## begin Data in this exercise

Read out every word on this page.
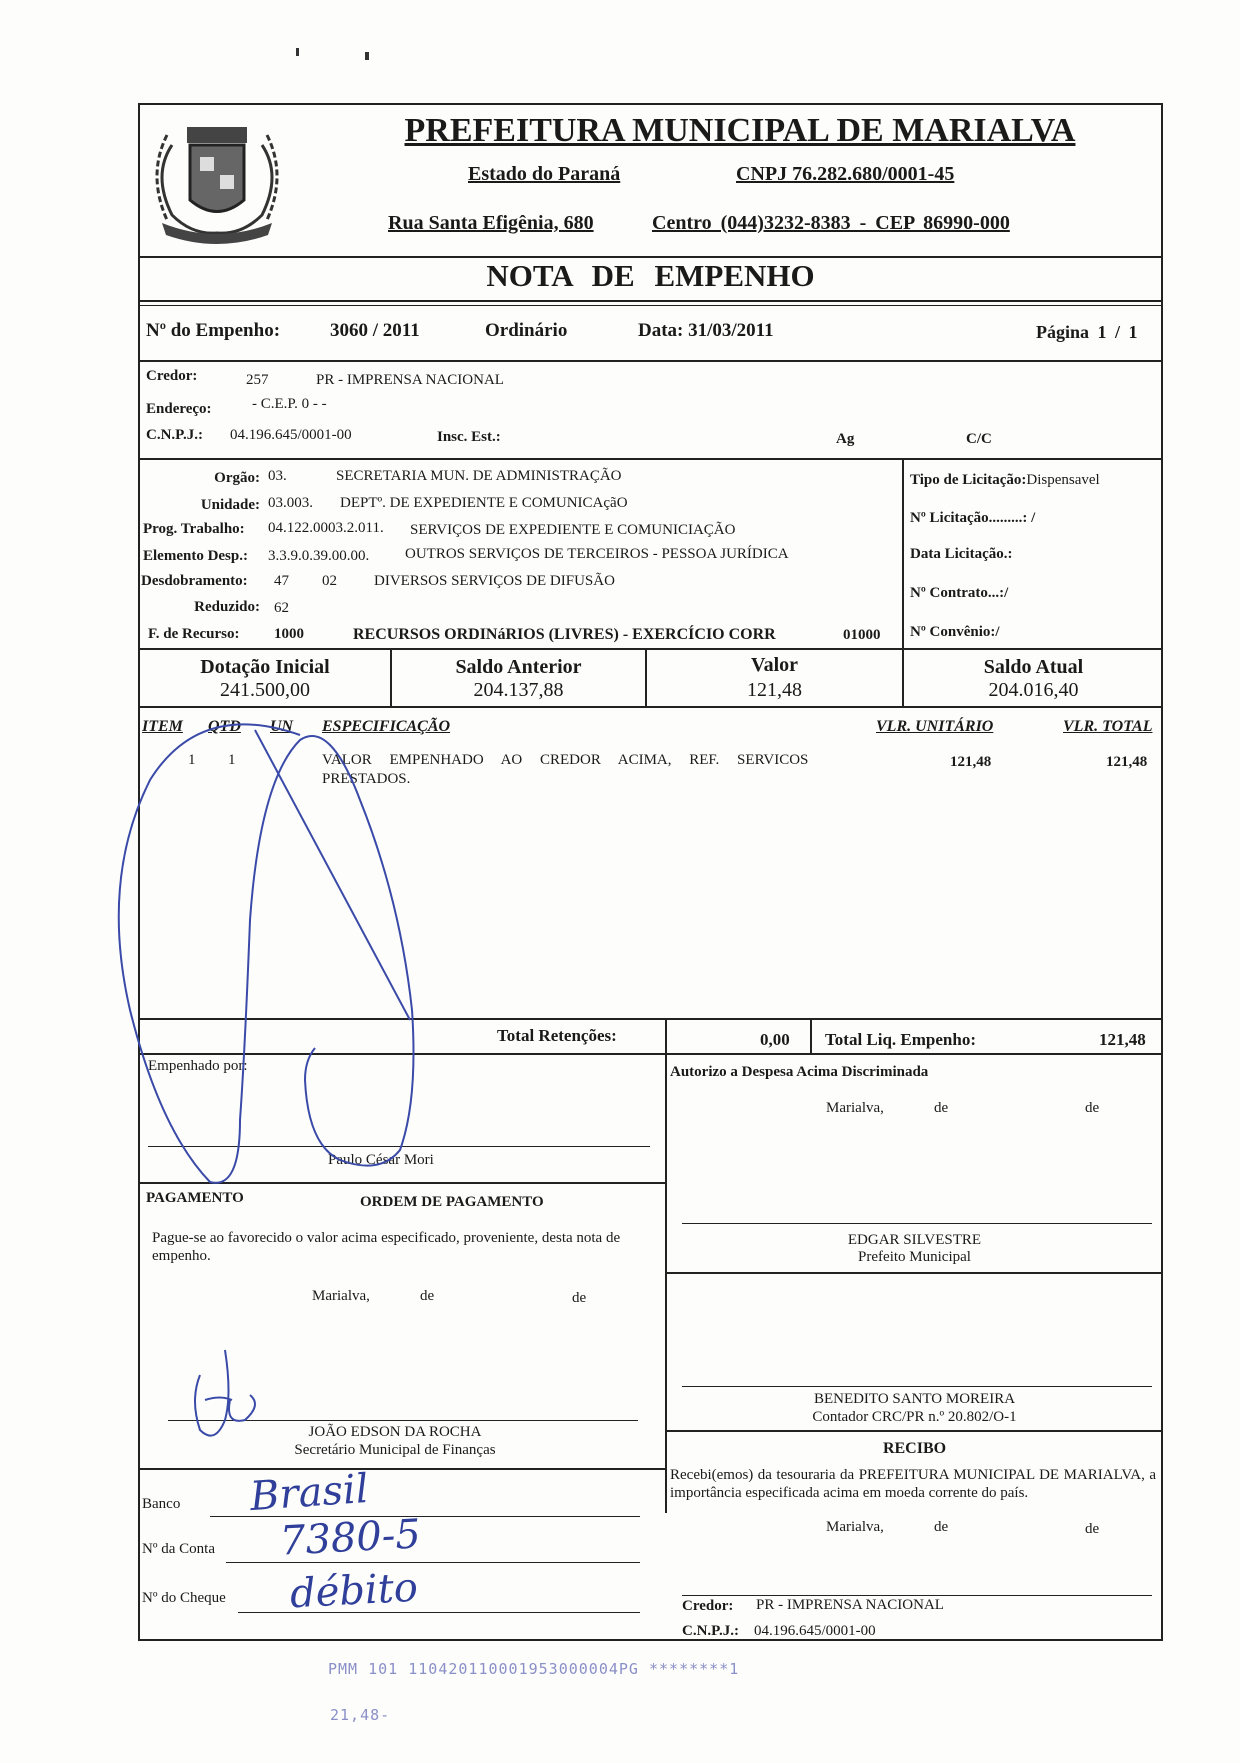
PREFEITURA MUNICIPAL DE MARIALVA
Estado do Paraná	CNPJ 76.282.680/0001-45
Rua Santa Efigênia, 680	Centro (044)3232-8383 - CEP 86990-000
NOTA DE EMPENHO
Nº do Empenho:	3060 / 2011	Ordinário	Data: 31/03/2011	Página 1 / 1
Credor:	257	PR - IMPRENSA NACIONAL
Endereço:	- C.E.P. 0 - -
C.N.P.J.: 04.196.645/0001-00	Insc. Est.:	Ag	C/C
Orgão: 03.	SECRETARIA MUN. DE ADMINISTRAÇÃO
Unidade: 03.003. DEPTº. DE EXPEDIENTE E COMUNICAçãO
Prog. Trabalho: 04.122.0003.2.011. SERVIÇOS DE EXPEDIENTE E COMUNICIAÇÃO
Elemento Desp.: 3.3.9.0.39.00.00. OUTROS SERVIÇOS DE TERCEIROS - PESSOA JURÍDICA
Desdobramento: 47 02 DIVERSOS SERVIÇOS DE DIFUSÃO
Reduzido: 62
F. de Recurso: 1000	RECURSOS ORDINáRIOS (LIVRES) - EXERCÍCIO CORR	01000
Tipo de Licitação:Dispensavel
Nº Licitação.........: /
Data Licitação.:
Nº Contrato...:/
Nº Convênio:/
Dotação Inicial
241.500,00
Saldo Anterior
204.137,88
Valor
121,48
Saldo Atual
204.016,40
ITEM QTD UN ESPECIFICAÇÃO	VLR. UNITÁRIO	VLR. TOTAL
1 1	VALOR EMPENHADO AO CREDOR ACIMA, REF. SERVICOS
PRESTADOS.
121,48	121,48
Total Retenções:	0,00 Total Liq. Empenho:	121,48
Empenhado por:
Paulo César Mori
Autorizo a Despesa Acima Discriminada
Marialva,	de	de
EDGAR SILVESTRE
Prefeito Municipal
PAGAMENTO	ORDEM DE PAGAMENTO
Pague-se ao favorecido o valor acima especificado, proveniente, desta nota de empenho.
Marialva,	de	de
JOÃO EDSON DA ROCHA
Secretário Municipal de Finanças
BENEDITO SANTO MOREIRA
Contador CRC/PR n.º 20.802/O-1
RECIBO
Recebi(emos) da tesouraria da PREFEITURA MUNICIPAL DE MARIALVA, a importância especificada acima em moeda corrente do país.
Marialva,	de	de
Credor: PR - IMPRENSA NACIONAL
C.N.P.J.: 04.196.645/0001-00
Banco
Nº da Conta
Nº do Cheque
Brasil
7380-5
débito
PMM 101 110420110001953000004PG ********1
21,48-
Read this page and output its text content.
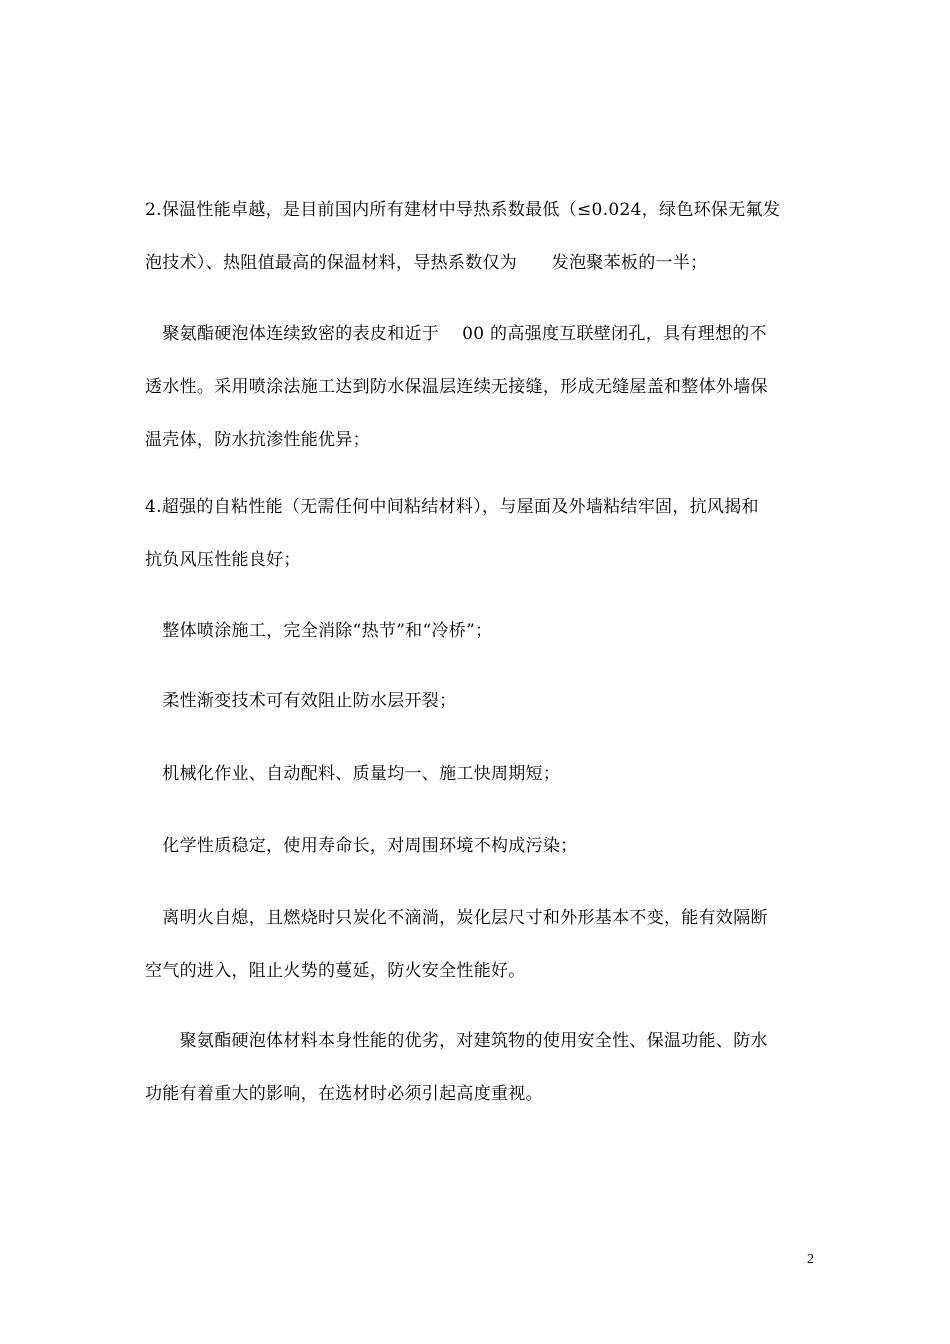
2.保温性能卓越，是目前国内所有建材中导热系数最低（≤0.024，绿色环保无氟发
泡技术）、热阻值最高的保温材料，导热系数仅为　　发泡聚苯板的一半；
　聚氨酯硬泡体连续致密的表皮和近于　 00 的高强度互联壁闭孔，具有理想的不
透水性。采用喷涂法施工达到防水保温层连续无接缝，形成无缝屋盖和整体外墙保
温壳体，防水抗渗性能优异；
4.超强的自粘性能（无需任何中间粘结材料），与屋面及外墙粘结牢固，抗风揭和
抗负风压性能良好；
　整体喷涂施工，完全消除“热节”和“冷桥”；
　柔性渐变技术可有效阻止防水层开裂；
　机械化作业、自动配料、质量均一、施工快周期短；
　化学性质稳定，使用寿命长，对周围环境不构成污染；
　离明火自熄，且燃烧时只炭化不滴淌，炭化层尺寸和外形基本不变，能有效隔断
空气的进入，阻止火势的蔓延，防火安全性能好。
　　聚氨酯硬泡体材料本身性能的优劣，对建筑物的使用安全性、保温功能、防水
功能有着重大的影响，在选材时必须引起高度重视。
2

## end Data in this exercise

### Given request
Among the lines above, how many contain the string "PREFEITURA"? State the number alone.

### Task output
2